┌─ Data supplied
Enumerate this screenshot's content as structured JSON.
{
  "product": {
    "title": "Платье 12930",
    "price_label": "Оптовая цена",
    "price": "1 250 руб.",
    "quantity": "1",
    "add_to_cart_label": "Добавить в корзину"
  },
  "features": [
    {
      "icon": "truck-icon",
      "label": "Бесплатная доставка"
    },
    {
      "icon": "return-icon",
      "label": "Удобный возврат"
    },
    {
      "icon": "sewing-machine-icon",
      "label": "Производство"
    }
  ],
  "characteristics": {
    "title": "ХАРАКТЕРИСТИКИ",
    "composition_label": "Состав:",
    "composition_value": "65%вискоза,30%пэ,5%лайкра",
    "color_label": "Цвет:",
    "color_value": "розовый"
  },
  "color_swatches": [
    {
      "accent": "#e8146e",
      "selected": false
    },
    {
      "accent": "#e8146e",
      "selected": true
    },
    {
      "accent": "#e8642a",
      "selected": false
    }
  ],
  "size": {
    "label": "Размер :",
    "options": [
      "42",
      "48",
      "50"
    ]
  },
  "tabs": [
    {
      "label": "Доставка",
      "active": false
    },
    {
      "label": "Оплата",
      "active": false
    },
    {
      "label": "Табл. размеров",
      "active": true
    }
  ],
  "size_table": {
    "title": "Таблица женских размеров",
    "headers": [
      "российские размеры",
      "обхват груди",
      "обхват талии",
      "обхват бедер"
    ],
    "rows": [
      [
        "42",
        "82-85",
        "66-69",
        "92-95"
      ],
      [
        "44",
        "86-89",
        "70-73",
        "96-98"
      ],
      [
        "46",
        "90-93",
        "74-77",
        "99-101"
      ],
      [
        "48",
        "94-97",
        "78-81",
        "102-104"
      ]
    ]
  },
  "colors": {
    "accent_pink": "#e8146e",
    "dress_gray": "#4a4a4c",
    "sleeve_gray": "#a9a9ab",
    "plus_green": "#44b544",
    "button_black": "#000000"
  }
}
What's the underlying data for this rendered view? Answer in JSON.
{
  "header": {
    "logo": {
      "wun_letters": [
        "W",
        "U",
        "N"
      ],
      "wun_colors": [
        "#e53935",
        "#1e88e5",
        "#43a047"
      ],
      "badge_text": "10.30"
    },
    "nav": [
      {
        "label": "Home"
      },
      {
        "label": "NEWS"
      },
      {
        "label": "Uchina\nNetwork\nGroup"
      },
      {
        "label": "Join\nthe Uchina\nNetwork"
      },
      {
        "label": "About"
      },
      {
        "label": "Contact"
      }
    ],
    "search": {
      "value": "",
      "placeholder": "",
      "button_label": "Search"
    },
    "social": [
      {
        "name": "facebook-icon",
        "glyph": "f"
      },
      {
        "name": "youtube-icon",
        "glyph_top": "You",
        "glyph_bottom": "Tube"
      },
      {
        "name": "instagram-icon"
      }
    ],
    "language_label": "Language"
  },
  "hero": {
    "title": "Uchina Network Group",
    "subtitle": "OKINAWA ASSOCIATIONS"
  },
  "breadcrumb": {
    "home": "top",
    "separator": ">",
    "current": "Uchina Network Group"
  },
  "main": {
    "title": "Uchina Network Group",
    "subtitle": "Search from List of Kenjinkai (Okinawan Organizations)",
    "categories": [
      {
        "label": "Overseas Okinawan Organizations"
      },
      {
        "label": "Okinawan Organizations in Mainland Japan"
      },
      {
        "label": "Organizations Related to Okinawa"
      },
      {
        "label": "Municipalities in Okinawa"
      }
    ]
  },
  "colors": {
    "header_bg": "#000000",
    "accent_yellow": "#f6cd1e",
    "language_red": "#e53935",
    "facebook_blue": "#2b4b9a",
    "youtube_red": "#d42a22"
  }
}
└─
§ **Brief**: Begin with the line that contains "What's the underlying" and end with the last line of the records; set down every line in that span exactly, and nothing else.

§ **Exercise solution**:
What's the underlying data for this rendered view? Answer in JSON.
{
  "header": {
    "logo": {
      "wun_letters": [
        "W",
        "U",
        "N"
      ],
      "wun_colors": [
        "#e53935",
        "#1e88e5",
        "#43a047"
      ],
      "badge_text": "10.30"
    },
    "nav": [
      {
        "label": "Home"
      },
      {
        "label": "NEWS"
      },
      {
        "label": "Uchina\nNetwork\nGroup"
      },
      {
        "label": "Join\nthe Uchina\nNetwork"
      },
      {
        "label": "About"
      },
      {
        "label": "Contact"
      }
    ],
    "search": {
      "value": "",
      "placeholder": "",
      "button_label": "Search"
    },
    "social": [
      {
        "name": "facebook-icon",
        "glyph": "f"
      },
      {
        "name": "youtube-icon",
        "glyph_top": "You",
        "glyph_bottom": "Tube"
      },
      {
        "name": "instagram-icon"
      }
    ],
    "language_label": "Language"
  },
  "hero": {
    "title": "Uchina Network Group",
    "subtitle": "OKINAWA ASSOCIATIONS"
  },
  "breadcrumb": {
    "home": "top",
    "separator": ">",
    "current": "Uchina Network Group"
  },
  "main": {
    "title": "Uchina Network Group",
    "subtitle": "Search from List of Kenjinkai (Okinawan Organizations)",
    "categories": [
      {
        "label": "Overseas Okinawan Organizations"
      },
      {
        "label": "Okinawan Organizations in Mainland Japan"
      },
      {
        "label": "Organizations Related to Okinawa"
      },
      {
        "label": "Municipalities in Okinawa"
      }
    ]
  },
  "colors": {
    "header_bg": "#000000",
    "accent_yellow": "#f6cd1e",
    "language_red": "#e53935",
    "facebook_blue": "#2b4b9a",
    "youtube_red": "#d42a22"
  }
}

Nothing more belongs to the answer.